> WHAT IS REQUIRED:
Work out the number of lines containing "Contratti". Answer with nothing but that number.

> RECORDS PROVIDED:
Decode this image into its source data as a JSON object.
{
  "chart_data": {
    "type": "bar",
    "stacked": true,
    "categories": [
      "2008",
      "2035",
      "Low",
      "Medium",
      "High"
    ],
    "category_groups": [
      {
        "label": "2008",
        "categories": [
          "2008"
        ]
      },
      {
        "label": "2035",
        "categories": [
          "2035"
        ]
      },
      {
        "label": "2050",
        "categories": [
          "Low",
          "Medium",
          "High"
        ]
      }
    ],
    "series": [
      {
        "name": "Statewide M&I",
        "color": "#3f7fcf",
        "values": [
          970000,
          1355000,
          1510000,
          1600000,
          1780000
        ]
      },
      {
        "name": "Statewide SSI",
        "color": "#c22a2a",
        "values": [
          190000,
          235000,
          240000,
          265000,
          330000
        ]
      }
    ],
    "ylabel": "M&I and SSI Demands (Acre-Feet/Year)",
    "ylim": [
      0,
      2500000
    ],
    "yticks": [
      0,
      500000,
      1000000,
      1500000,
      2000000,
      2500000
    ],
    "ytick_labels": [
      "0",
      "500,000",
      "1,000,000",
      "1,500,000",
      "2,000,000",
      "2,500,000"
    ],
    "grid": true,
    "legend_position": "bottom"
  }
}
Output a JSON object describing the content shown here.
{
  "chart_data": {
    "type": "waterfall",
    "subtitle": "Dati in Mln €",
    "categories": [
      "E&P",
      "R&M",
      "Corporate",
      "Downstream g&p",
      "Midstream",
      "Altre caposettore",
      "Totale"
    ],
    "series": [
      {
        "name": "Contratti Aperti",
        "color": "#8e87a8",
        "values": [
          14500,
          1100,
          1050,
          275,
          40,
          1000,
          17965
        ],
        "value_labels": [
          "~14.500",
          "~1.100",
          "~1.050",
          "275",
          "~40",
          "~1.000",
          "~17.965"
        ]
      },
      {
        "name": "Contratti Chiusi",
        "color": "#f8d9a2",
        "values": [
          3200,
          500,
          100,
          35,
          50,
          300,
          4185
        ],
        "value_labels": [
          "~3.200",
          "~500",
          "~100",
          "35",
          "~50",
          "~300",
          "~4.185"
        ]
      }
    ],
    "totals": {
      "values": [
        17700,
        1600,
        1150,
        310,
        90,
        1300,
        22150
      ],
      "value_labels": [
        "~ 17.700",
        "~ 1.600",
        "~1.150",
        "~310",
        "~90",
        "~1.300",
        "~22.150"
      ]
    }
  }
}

> RESPONSE:
2